Exercise aim:
Repeat the material exactly, every line of it.

Given data:
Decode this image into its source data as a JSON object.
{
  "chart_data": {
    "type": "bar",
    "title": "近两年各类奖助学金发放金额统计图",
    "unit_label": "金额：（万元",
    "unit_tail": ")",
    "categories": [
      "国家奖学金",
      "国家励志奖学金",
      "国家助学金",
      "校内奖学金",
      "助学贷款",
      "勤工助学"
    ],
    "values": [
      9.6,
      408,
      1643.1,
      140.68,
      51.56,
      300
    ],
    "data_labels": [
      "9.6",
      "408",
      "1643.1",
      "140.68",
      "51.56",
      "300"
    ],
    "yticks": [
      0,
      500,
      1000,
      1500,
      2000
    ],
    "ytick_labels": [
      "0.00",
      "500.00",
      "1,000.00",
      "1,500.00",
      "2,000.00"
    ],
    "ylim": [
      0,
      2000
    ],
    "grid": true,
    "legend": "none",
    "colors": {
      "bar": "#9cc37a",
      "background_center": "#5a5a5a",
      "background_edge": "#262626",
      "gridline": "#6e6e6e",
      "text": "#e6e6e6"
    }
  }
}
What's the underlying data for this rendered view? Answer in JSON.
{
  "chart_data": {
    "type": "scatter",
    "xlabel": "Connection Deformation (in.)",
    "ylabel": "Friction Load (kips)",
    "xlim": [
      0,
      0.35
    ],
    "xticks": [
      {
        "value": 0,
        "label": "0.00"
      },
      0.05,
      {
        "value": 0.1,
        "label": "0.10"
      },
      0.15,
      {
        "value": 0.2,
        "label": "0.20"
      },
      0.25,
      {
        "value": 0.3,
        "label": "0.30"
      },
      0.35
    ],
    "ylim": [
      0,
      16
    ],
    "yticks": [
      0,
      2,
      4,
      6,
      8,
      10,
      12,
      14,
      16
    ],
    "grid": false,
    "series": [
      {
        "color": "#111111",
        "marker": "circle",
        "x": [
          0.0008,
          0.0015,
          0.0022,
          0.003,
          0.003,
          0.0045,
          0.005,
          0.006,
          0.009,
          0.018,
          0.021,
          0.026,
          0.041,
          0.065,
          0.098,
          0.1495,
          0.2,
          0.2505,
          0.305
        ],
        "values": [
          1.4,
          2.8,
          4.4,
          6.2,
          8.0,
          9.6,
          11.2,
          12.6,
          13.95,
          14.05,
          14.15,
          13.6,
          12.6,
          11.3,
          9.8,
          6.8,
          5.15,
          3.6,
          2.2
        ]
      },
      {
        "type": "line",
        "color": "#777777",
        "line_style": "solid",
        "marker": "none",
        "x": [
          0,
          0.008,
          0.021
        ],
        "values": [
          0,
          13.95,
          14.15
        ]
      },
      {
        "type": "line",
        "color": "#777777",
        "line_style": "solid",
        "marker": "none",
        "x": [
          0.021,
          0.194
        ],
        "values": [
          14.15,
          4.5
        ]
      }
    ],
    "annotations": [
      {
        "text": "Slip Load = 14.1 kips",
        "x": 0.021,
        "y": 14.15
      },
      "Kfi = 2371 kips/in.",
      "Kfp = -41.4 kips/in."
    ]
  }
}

Written solution:
Decode this image into its source data as a JSON object.
{
  "chart_data": {
    "type": "bar",
    "title": "近两年各类奖助学金发放金额统计图",
    "unit_label": "金额：（万元",
    "unit_tail": ")",
    "categories": [
      "国家奖学金",
      "国家励志奖学金",
      "国家助学金",
      "校内奖学金",
      "助学贷款",
      "勤工助学"
    ],
    "values": [
      9.6,
      408,
      1643.1,
      140.68,
      51.56,
      300
    ],
    "data_labels": [
      "9.6",
      "408",
      "1643.1",
      "140.68",
      "51.56",
      "300"
    ],
    "yticks": [
      0,
      500,
      1000,
      1500,
      2000
    ],
    "ytick_labels": [
      "0.00",
      "500.00",
      "1,000.00",
      "1,500.00",
      "2,000.00"
    ],
    "ylim": [
      0,
      2000
    ],
    "grid": true,
    "legend": "none",
    "colors": {
      "bar": "#9cc37a",
      "background_center": "#5a5a5a",
      "background_edge": "#262626",
      "gridline": "#6e6e6e",
      "text": "#e6e6e6"
    }
  }
}
What's the underlying data for this rendered view? Answer in JSON.
{
  "chart_data": {
    "type": "scatter",
    "xlabel": "Connection Deformation (in.)",
    "ylabel": "Friction Load (kips)",
    "xlim": [
      0,
      0.35
    ],
    "xticks": [
      {
        "value": 0,
        "label": "0.00"
      },
      0.05,
      {
        "value": 0.1,
        "label": "0.10"
      },
      0.15,
      {
        "value": 0.2,
        "label": "0.20"
      },
      0.25,
      {
        "value": 0.3,
        "label": "0.30"
      },
      0.35
    ],
    "ylim": [
      0,
      16
    ],
    "yticks": [
      0,
      2,
      4,
      6,
      8,
      10,
      12,
      14,
      16
    ],
    "grid": false,
    "series": [
      {
        "color": "#111111",
        "marker": "circle",
        "x": [
          0.0008,
          0.0015,
          0.0022,
          0.003,
          0.003,
          0.0045,
          0.005,
          0.006,
          0.009,
          0.018,
          0.021,
          0.026,
          0.041,
          0.065,
          0.098,
          0.1495,
          0.2,
          0.2505,
          0.305
        ],
        "values": [
          1.4,
          2.8,
          4.4,
          6.2,
          8.0,
          9.6,
          11.2,
          12.6,
          13.95,
          14.05,
          14.15,
          13.6,
          12.6,
          11.3,
          9.8,
          6.8,
          5.15,
          3.6,
          2.2
        ]
      },
      {
        "type": "line",
        "color": "#777777",
        "line_style": "solid",
        "marker": "none",
        "x": [
          0,
          0.008,
          0.021
        ],
        "values": [
          0,
          13.95,
          14.15
        ]
      },
      {
        "type": "line",
        "color": "#777777",
        "line_style": "solid",
        "marker": "none",
        "x": [
          0.021,
          0.194
        ],
        "values": [
          14.15,
          4.5
        ]
      }
    ],
    "annotations": [
      {
        "text": "Slip Load = 14.1 kips",
        "x": 0.021,
        "y": 14.15
      },
      "Kfi = 2371 kips/in.",
      "Kfp = -41.4 kips/in."
    ]
  }
}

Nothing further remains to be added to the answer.